## START

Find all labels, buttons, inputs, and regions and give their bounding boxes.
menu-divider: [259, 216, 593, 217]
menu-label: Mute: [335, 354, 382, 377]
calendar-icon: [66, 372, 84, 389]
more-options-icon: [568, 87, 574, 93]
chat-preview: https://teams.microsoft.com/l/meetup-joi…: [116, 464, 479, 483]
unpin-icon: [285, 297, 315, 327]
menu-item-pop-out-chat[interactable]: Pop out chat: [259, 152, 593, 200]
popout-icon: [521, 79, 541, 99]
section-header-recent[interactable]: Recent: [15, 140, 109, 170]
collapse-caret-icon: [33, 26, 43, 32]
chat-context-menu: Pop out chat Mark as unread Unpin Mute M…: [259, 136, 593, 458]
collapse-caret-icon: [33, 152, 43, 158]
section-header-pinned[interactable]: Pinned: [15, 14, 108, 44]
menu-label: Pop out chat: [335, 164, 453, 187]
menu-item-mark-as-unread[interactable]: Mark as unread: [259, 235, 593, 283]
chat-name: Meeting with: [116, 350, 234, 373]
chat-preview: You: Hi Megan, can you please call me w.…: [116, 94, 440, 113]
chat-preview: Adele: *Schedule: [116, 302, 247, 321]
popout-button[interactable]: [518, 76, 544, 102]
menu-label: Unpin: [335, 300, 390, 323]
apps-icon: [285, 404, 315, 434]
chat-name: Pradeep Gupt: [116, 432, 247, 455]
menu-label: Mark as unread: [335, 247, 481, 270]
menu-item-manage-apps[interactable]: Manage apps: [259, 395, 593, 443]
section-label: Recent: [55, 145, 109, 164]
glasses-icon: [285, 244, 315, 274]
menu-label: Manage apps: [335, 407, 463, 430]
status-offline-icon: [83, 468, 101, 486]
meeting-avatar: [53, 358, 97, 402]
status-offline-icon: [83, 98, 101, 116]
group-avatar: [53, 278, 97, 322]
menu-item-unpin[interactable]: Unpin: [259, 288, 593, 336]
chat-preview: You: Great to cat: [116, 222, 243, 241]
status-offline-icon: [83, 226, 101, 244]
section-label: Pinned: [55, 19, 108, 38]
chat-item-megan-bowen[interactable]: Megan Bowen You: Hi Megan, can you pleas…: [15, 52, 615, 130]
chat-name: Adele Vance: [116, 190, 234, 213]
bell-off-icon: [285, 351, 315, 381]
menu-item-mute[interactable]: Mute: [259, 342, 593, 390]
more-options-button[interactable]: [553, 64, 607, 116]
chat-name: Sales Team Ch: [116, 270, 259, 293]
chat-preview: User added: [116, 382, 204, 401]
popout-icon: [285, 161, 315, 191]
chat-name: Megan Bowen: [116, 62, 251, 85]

## END

▶ What to work on: List each line of the items above that contains the word "Mute". Case counts.

▶ Exercise answer:
menu-label: Mute: [335, 354, 382, 377]
chat-context-menu: Pop out chat Mark as unread Unpin Mute M…: [259, 136, 593, 458]
menu-item-mute[interactable]: Mute: [259, 342, 593, 390]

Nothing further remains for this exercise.